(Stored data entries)
********************

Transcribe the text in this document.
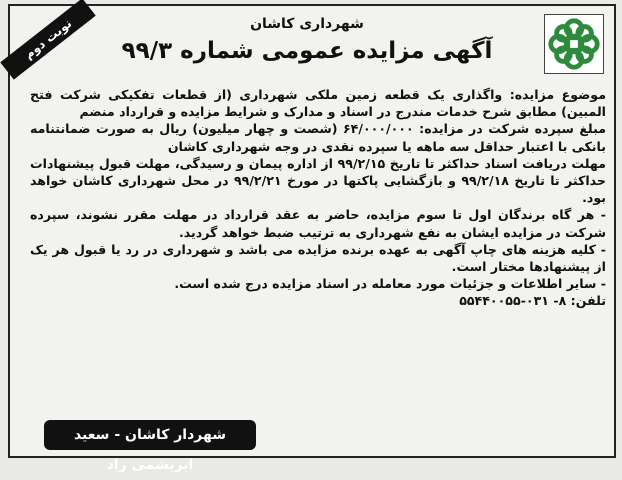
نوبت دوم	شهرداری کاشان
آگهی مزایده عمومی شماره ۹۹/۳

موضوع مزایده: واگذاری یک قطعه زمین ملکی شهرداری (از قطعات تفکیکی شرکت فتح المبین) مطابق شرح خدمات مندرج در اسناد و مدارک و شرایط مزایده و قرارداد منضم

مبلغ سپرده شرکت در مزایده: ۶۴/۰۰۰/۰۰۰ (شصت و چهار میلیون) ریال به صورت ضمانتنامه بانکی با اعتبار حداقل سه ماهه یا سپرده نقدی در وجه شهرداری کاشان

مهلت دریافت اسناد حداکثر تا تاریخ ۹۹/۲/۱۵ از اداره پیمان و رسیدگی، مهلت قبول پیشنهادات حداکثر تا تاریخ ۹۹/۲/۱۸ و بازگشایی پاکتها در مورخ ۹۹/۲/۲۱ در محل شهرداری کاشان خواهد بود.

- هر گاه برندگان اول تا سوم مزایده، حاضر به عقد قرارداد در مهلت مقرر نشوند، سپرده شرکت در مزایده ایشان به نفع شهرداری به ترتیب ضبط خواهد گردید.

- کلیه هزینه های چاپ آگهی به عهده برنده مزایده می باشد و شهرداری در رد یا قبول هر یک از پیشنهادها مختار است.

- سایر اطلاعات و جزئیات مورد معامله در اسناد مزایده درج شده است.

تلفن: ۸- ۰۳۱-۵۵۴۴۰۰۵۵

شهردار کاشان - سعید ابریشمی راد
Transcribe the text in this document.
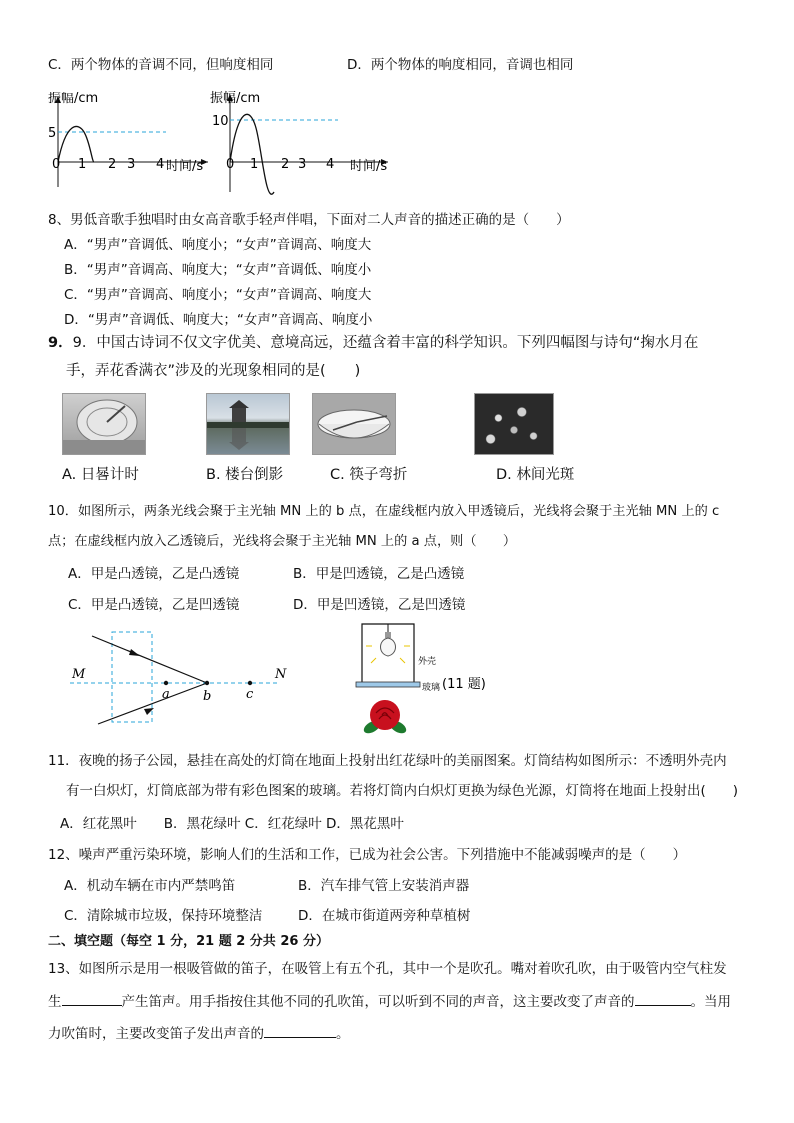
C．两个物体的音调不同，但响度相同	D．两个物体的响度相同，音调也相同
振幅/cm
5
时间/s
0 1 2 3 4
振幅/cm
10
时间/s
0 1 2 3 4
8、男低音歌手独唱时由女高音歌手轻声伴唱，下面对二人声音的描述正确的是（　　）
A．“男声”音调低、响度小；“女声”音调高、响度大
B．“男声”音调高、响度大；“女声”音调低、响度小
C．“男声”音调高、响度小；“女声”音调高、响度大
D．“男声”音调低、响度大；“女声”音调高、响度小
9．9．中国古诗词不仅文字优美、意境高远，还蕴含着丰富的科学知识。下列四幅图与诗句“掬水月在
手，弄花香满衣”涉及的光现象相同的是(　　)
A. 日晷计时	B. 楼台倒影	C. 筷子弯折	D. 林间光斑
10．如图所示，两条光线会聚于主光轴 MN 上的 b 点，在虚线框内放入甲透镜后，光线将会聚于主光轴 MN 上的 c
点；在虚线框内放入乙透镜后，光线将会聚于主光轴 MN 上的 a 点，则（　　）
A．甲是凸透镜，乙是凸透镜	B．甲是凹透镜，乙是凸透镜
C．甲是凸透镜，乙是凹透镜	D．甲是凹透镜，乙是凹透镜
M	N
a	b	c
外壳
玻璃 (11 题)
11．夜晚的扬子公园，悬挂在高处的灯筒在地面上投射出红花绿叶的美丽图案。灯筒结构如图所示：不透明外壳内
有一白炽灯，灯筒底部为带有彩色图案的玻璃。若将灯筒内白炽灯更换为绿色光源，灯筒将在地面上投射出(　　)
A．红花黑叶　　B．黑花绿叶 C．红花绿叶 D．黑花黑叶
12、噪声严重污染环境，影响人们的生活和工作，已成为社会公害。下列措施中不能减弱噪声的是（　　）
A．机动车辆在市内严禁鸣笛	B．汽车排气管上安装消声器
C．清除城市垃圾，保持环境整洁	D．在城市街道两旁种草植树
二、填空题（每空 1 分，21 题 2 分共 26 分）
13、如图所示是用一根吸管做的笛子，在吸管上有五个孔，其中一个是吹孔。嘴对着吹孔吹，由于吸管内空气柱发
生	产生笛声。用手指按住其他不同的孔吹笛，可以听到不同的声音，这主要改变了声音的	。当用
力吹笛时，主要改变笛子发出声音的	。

********************

Exercise |
Transcribe all the data word for word; the images stay out.

Complete output |
Transcribe the text in this document.
نوبت دوم	شهرداری کاشان
آگهی مزایده عمومی شماره ۹۹/۳

موضوع مزایده: واگذاری یک قطعه زمین ملکی شهرداری (از قطعات تفکیکی شرکت فتح المبین) مطابق شرح خدمات مندرج در اسناد و مدارک و شرایط مزایده و قرارداد منضم

مبلغ سپرده شرکت در مزایده: ۶۴/۰۰۰/۰۰۰ (شصت و چهار میلیون) ریال به صورت ضمانتنامه بانکی با اعتبار حداقل سه ماهه یا سپرده نقدی در وجه شهرداری کاشان

مهلت دریافت اسناد حداکثر تا تاریخ ۹۹/۲/۱۵ از اداره پیمان و رسیدگی، مهلت قبول پیشنهادات حداکثر تا تاریخ ۹۹/۲/۱۸ و بازگشایی پاکتها در مورخ ۹۹/۲/۲۱ در محل شهرداری کاشان خواهد بود.

- هر گاه برندگان اول تا سوم مزایده، حاضر به عقد قرارداد در مهلت مقرر نشوند، سپرده شرکت در مزایده ایشان به نفع شهرداری به ترتیب ضبط خواهد گردید.

- کلیه هزینه های چاپ آگهی به عهده برنده مزایده می باشد و شهرداری در رد یا قبول هر یک از پیشنهادها مختار است.

- سایر اطلاعات و جزئیات مورد معامله در اسناد مزایده درج شده است.

تلفن: ۸- ۰۳۱-۵۵۴۴۰۰۵۵

شهردار کاشان - سعید ابریشمی راد
Transcribe the text in this document.
C．两个物体的音调不同，但响度相同	D．两个物体的响度相同，音调也相同
振幅/cm
5
时间/s
0 1 2 3 4
振幅/cm
10
时间/s
0 1 2 3 4
8、男低音歌手独唱时由女高音歌手轻声伴唱，下面对二人声音的描述正确的是（　　）
A．“男声”音调低、响度小；“女声”音调高、响度大
B．“男声”音调高、响度大；“女声”音调低、响度小
C．“男声”音调高、响度小；“女声”音调高、响度大
D．“男声”音调低、响度大；“女声”音调高、响度小
9．9．中国古诗词不仅文字优美、意境高远，还蕴含着丰富的科学知识。下列四幅图与诗句“掬水月在
手，弄花香满衣”涉及的光现象相同的是(　　)
A. 日晷计时	B. 楼台倒影	C. 筷子弯折	D. 林间光斑
10．如图所示，两条光线会聚于主光轴 MN 上的 b 点，在虚线框内放入甲透镜后，光线将会聚于主光轴 MN 上的 c
点；在虚线框内放入乙透镜后，光线将会聚于主光轴 MN 上的 a 点，则（　　）
A．甲是凸透镜，乙是凸透镜	B．甲是凹透镜，乙是凸透镜
C．甲是凸透镜，乙是凹透镜	D．甲是凹透镜，乙是凹透镜
M	N
a	b	c
外壳
玻璃 (11 题)
11．夜晚的扬子公园，悬挂在高处的灯筒在地面上投射出红花绿叶的美丽图案。灯筒结构如图所示：不透明外壳内
有一白炽灯，灯筒底部为带有彩色图案的玻璃。若将灯筒内白炽灯更换为绿色光源，灯筒将在地面上投射出(　　)
A．红花黑叶　　B．黑花绿叶 C．红花绿叶 D．黑花黑叶
12、噪声严重污染环境，影响人们的生活和工作，已成为社会公害。下列措施中不能减弱噪声的是（　　）
A．机动车辆在市内严禁鸣笛	B．汽车排气管上安装消声器
C．清除城市垃圾，保持环境整洁	D．在城市街道两旁种草植树
二、填空题（每空 1 分，21 题 2 分共 26 分）
13、如图所示是用一根吸管做的笛子，在吸管上有五个孔，其中一个是吹孔。嘴对着吹孔吹，由于吸管内空气柱发
生	产生笛声。用手指按住其他不同的孔吹笛，可以听到不同的声音，这主要改变了声音的	。当用
力吹笛时，主要改变笛子发出声音的	。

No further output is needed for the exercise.